### EXERCISE:
Output the full listing below exactly, without the pictures.

### INFORMATION SHOWN:

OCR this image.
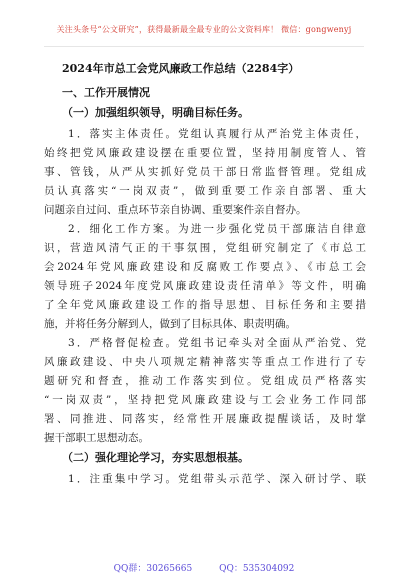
关注头条号“公文研究”，获得最新最全最专业的公文资料库！ 微信：gongwenyj
2024年市总工会党风廉政工作总结（2284字）
一、工作开展情况
（一）加强组织领导，明确目标任务。
1．落实主体责任。党组认真履行从严治党主体责任，
始终把党风廉政建设摆在重要位置，坚持用制度管人、管
事、管钱，从严从实抓好党员干部日常监督管理。党组成
员认真落实“一岗双责”，做到重要工作亲自部署、重大
问题亲自过问、重点环节亲自协调、重要案件亲自督办。
2．细化工作方案。为进一步强化党员干部廉洁自律意
识，营造风清气正的干事氛围，党组研究制定了《市总工
会2024年党风廉政建设和反腐败工作要点》、《市总工会
领导班子2024年度党风廉政建设责任清单》等文件，明确
了全年党风廉政建设工作的指导思想、目标任务和主要措
施，并将任务分解到人，做到了目标具体、职责明确。
3．严格督促检查。党组书记牵头对全面从严治党、党
风廉政建设、中央八项规定精神落实等重点工作进行了专
题研究和督查，推动工作落实到位。党组成员严格落实
“一岗双责”，坚持把党风廉政建设与工会业务工作同部
署、同推进、同落实，经常性开展廉政提醒谈话，及时掌
握干部职工思想动态。
（二）强化理论学习，夯实思想根基。
1．注重集中学习。党组带头示范学、深入研讨学、联
QQ群：30265665	QQ：535304092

### CORRECT RESULT:
OCR this image.
关注头条号“公文研究”，获得最新最全最专业的公文资料库！ 微信：gongwenyj
2024年市总工会党风廉政工作总结（2284字）
一、工作开展情况
（一）加强组织领导，明确目标任务。
1．落实主体责任。党组认真履行从严治党主体责任，
始终把党风廉政建设摆在重要位置，坚持用制度管人、管
事、管钱，从严从实抓好党员干部日常监督管理。党组成
员认真落实“一岗双责”，做到重要工作亲自部署、重大
问题亲自过问、重点环节亲自协调、重要案件亲自督办。
2．细化工作方案。为进一步强化党员干部廉洁自律意
识，营造风清气正的干事氛围，党组研究制定了《市总工
会2024年党风廉政建设和反腐败工作要点》、《市总工会
领导班子2024年度党风廉政建设责任清单》等文件，明确
了全年党风廉政建设工作的指导思想、目标任务和主要措
施，并将任务分解到人，做到了目标具体、职责明确。
3．严格督促检查。党组书记牵头对全面从严治党、党
风廉政建设、中央八项规定精神落实等重点工作进行了专
题研究和督查，推动工作落实到位。党组成员严格落实
“一岗双责”，坚持把党风廉政建设与工会业务工作同部
署、同推进、同落实，经常性开展廉政提醒谈话，及时掌
握干部职工思想动态。
（二）强化理论学习，夯实思想根基。
1．注重集中学习。党组带头示范学、深入研讨学、联
QQ群：30265665	QQ：535304092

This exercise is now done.